Problem statement
Repeat the records in full and exactly, omitting pictures.

Dataset records

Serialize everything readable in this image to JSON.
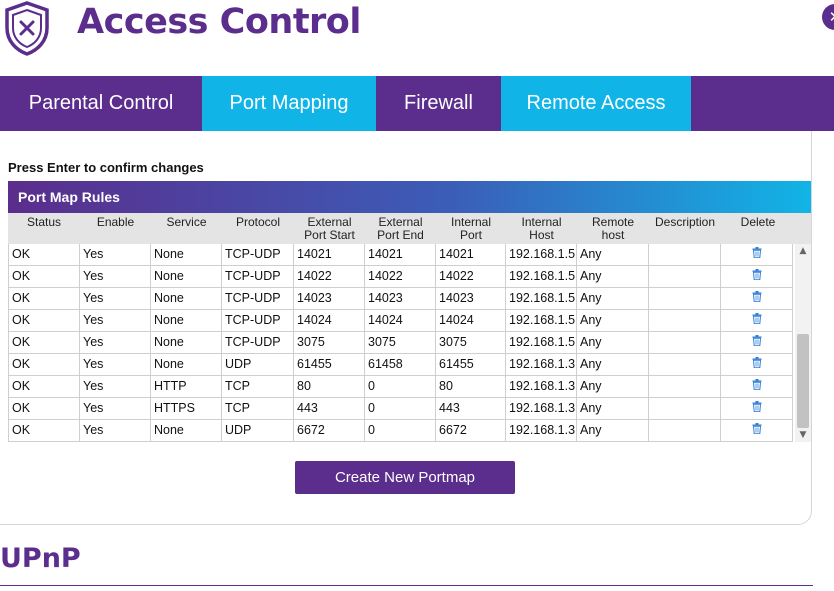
{
  "header": {
    "title": "Access Control",
    "icon": "shield-x-icon",
    "close_label": "✕"
  },
  "tabs": [
    {
      "label": "Parental Control",
      "active": false
    },
    {
      "label": "Port Mapping",
      "active": true
    },
    {
      "label": "Firewall",
      "active": false
    },
    {
      "label": "Remote Access",
      "active": false
    }
  ],
  "hint": "Press Enter to confirm changes",
  "rules": {
    "title": "Port Map Rules",
    "columns": [
      "Status",
      "Enable",
      "Service",
      "Protocol",
      "External Port Start",
      "External Port End",
      "Internal Port",
      "Internal Host",
      "Remote host",
      "Description",
      "Delete"
    ],
    "column_lines": [
      [
        "Status"
      ],
      [
        "Enable"
      ],
      [
        "Service"
      ],
      [
        "Protocol"
      ],
      [
        "External",
        "Port Start"
      ],
      [
        "External",
        "Port End"
      ],
      [
        "Internal",
        "Port"
      ],
      [
        "Internal",
        "Host"
      ],
      [
        "Remote",
        "host"
      ],
      [
        "Description"
      ],
      [
        "Delete"
      ]
    ],
    "rows": [
      [
        "OK",
        "Yes",
        "None",
        "TCP-UDP",
        "14021",
        "14021",
        "14021",
        "192.168.1.5",
        "Any",
        "",
        "trash-icon"
      ],
      [
        "OK",
        "Yes",
        "None",
        "TCP-UDP",
        "14022",
        "14022",
        "14022",
        "192.168.1.5",
        "Any",
        "",
        "trash-icon"
      ],
      [
        "OK",
        "Yes",
        "None",
        "TCP-UDP",
        "14023",
        "14023",
        "14023",
        "192.168.1.5",
        "Any",
        "",
        "trash-icon"
      ],
      [
        "OK",
        "Yes",
        "None",
        "TCP-UDP",
        "14024",
        "14024",
        "14024",
        "192.168.1.5",
        "Any",
        "",
        "trash-icon"
      ],
      [
        "OK",
        "Yes",
        "None",
        "TCP-UDP",
        "3075",
        "3075",
        "3075",
        "192.168.1.5",
        "Any",
        "",
        "trash-icon"
      ],
      [
        "OK",
        "Yes",
        "None",
        "UDP",
        "61455",
        "61458",
        "61455",
        "192.168.1.3",
        "Any",
        "",
        "trash-icon"
      ],
      [
        "OK",
        "Yes",
        "HTTP",
        "TCP",
        "80",
        "0",
        "80",
        "192.168.1.3",
        "Any",
        "",
        "trash-icon"
      ],
      [
        "OK",
        "Yes",
        "HTTPS",
        "TCP",
        "443",
        "0",
        "443",
        "192.168.1.3",
        "Any",
        "",
        "trash-icon"
      ],
      [
        "OK",
        "Yes",
        "None",
        "UDP",
        "6672",
        "0",
        "6672",
        "192.168.1.3",
        "Any",
        "",
        "trash-icon"
      ]
    ]
  },
  "create_button": "Create New Portmap",
  "upnp_title": "UPnP",
  "colors": {
    "brand_purple": "#5b2d8c",
    "accent_blue": "#11b4e6",
    "delete_blue": "#2e7fd6"
  }
}
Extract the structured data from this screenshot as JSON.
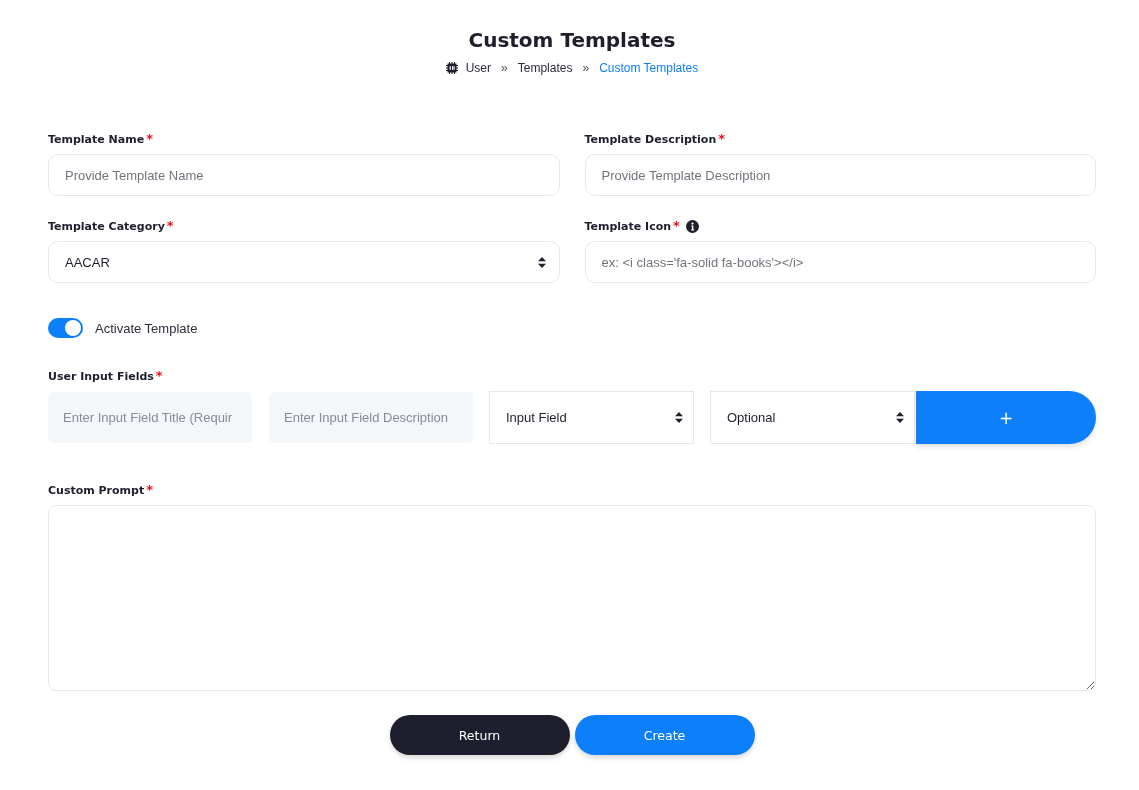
{
  "header": {
    "title": "Custom Templates",
    "breadcrumb": [
      {
        "kind": "crumb",
        "label": "User",
        "current": false
      },
      {
        "kind": "separator",
        "label": "»"
      },
      {
        "kind": "crumb",
        "label": "Templates",
        "current": false
      },
      {
        "kind": "separator",
        "label": "»"
      },
      {
        "kind": "crumb",
        "label": "Custom Templates",
        "current": true
      }
    ]
  },
  "fields": [
    {
      "kind": "text",
      "label": "Template Name",
      "required_mark": "*",
      "info": false,
      "placeholder": "Provide Template Name"
    },
    {
      "kind": "text",
      "label": "Template Description",
      "required_mark": "*",
      "info": false,
      "placeholder": "Provide Template Description"
    },
    {
      "kind": "select",
      "label": "Template Category",
      "required_mark": "*",
      "info": false,
      "value": "AACAR"
    },
    {
      "kind": "text",
      "label": "Template Icon",
      "required_mark": "*",
      "info": true,
      "placeholder": "ex: <i class='fa-solid fa-books'></i>"
    }
  ],
  "toggle": {
    "label": "Activate Template",
    "on": true
  },
  "user_input_fields": {
    "label": "User Input Fields",
    "required_mark": "*",
    "controls": [
      {
        "kind": "input",
        "placeholder": "Enter Input Field Title (Requir"
      },
      {
        "kind": "input",
        "placeholder": "Enter Input Field Description"
      },
      {
        "kind": "select",
        "value": "Input Field"
      },
      {
        "kind": "select",
        "value": "Optional"
      },
      {
        "kind": "button",
        "label": "+"
      }
    ]
  },
  "custom_prompt": {
    "label": "Custom Prompt",
    "required_mark": "*"
  },
  "actions": [
    {
      "kind": "secondary",
      "label": "Return"
    },
    {
      "kind": "primary",
      "label": "Create"
    }
  ]
}
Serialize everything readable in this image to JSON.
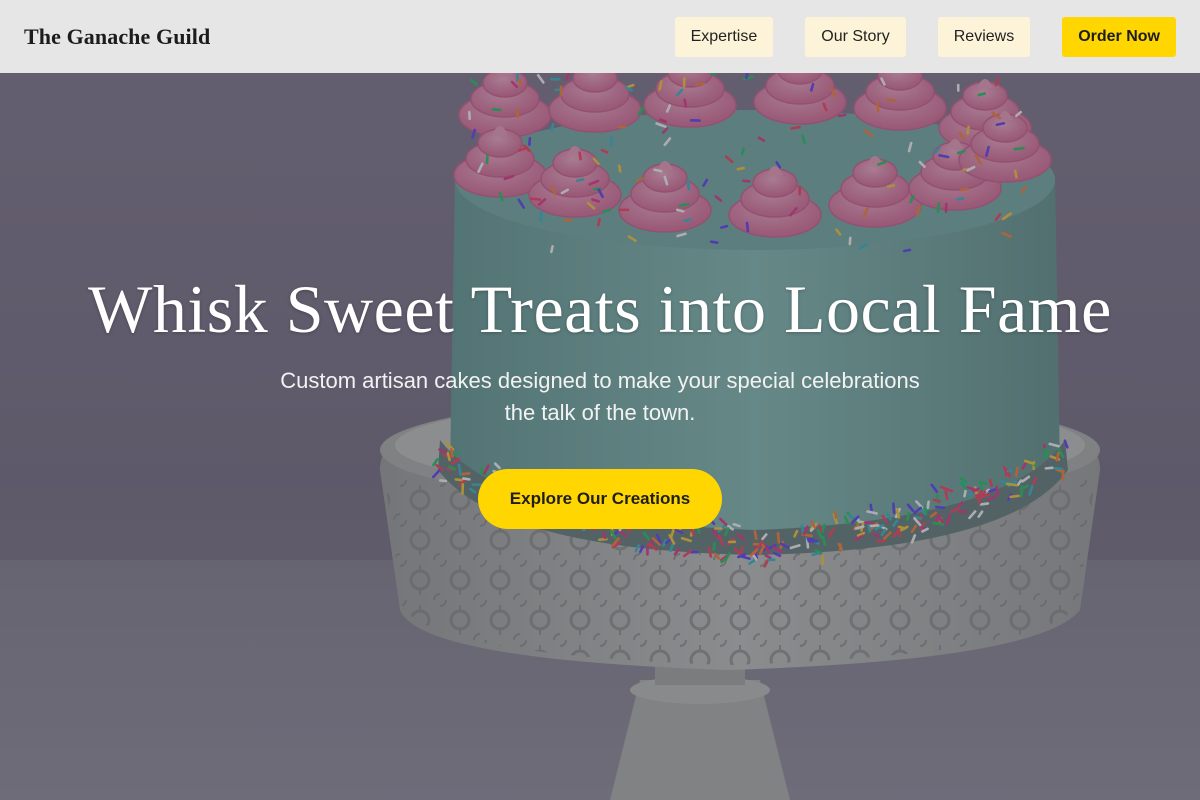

The completed task
Serialize everything readable in this image to JSON.
{
  "header": {
    "title": "Access Control",
    "icon": "shield-x-icon",
    "close_label": "✕"
  },
  "tabs": [
    {
      "label": "Parental Control",
      "active": false
    },
    {
      "label": "Port Mapping",
      "active": true
    },
    {
      "label": "Firewall",
      "active": false
    },
    {
      "label": "Remote Access",
      "active": false
    }
  ],
  "hint": "Press Enter to confirm changes",
  "rules": {
    "title": "Port Map Rules",
    "columns": [
      "Status",
      "Enable",
      "Service",
      "Protocol",
      "External Port Start",
      "External Port End",
      "Internal Port",
      "Internal Host",
      "Remote host",
      "Description",
      "Delete"
    ],
    "column_lines": [
      [
        "Status"
      ],
      [
        "Enable"
      ],
      [
        "Service"
      ],
      [
        "Protocol"
      ],
      [
        "External",
        "Port Start"
      ],
      [
        "External",
        "Port End"
      ],
      [
        "Internal",
        "Port"
      ],
      [
        "Internal",
        "Host"
      ],
      [
        "Remote",
        "host"
      ],
      [
        "Description"
      ],
      [
        "Delete"
      ]
    ],
    "rows": [
      [
        "OK",
        "Yes",
        "None",
        "TCP-UDP",
        "14021",
        "14021",
        "14021",
        "192.168.1.5",
        "Any",
        "",
        "trash-icon"
      ],
      [
        "OK",
        "Yes",
        "None",
        "TCP-UDP",
        "14022",
        "14022",
        "14022",
        "192.168.1.5",
        "Any",
        "",
        "trash-icon"
      ],
      [
        "OK",
        "Yes",
        "None",
        "TCP-UDP",
        "14023",
        "14023",
        "14023",
        "192.168.1.5",
        "Any",
        "",
        "trash-icon"
      ],
      [
        "OK",
        "Yes",
        "None",
        "TCP-UDP",
        "14024",
        "14024",
        "14024",
        "192.168.1.5",
        "Any",
        "",
        "trash-icon"
      ],
      [
        "OK",
        "Yes",
        "None",
        "TCP-UDP",
        "3075",
        "3075",
        "3075",
        "192.168.1.5",
        "Any",
        "",
        "trash-icon"
      ],
      [
        "OK",
        "Yes",
        "None",
        "UDP",
        "61455",
        "61458",
        "61455",
        "192.168.1.3",
        "Any",
        "",
        "trash-icon"
      ],
      [
        "OK",
        "Yes",
        "HTTP",
        "TCP",
        "80",
        "0",
        "80",
        "192.168.1.3",
        "Any",
        "",
        "trash-icon"
      ],
      [
        "OK",
        "Yes",
        "HTTPS",
        "TCP",
        "443",
        "0",
        "443",
        "192.168.1.3",
        "Any",
        "",
        "trash-icon"
      ],
      [
        "OK",
        "Yes",
        "None",
        "UDP",
        "6672",
        "0",
        "6672",
        "192.168.1.3",
        "Any",
        "",
        "trash-icon"
      ]
    ]
  },
  "create_button": "Create New Portmap",
  "upnp_title": "UPnP",
  "colors": {
    "brand_purple": "#5b2d8c",
    "accent_blue": "#11b4e6",
    "delete_blue": "#2e7fd6"
  }
}
Extract the structured data from this screenshot as JSON.
{
  "header": {
    "title": "Custom Templates",
    "breadcrumb": [
      {
        "kind": "crumb",
        "label": "User",
        "current": false
      },
      {
        "kind": "separator",
        "label": "»"
      },
      {
        "kind": "crumb",
        "label": "Templates",
        "current": false
      },
      {
        "kind": "separator",
        "label": "»"
      },
      {
        "kind": "crumb",
        "label": "Custom Templates",
        "current": true
      }
    ]
  },
  "fields": [
    {
      "kind": "text",
      "label": "Template Name",
      "required_mark": "*",
      "info": false,
      "placeholder": "Provide Template Name"
    },
    {
      "kind": "text",
      "label": "Template Description",
      "required_mark": "*",
      "info": false,
      "placeholder": "Provide Template Description"
    },
    {
      "kind": "select",
      "label": "Template Category",
      "required_mark": "*",
      "info": false,
      "value": "AACAR"
    },
    {
      "kind": "text",
      "label": "Template Icon",
      "required_mark": "*",
      "info": true,
      "placeholder": "ex: <i class='fa-solid fa-books'></i>"
    }
  ],
  "toggle": {
    "label": "Activate Template",
    "on": true
  },
  "user_input_fields": {
    "label": "User Input Fields",
    "required_mark": "*",
    "controls": [
      {
        "kind": "input",
        "placeholder": "Enter Input Field Title (Requir"
      },
      {
        "kind": "input",
        "placeholder": "Enter Input Field Description"
      },
      {
        "kind": "select",
        "value": "Input Field"
      },
      {
        "kind": "select",
        "value": "Optional"
      },
      {
        "kind": "button",
        "label": "+"
      }
    ]
  },
  "custom_prompt": {
    "label": "Custom Prompt",
    "required_mark": "*"
  },
  "actions": [
    {
      "kind": "secondary",
      "label": "Return"
    },
    {
      "kind": "primary",
      "label": "Create"
    }
  ]
}
Serialize everything readable in this image to JSON.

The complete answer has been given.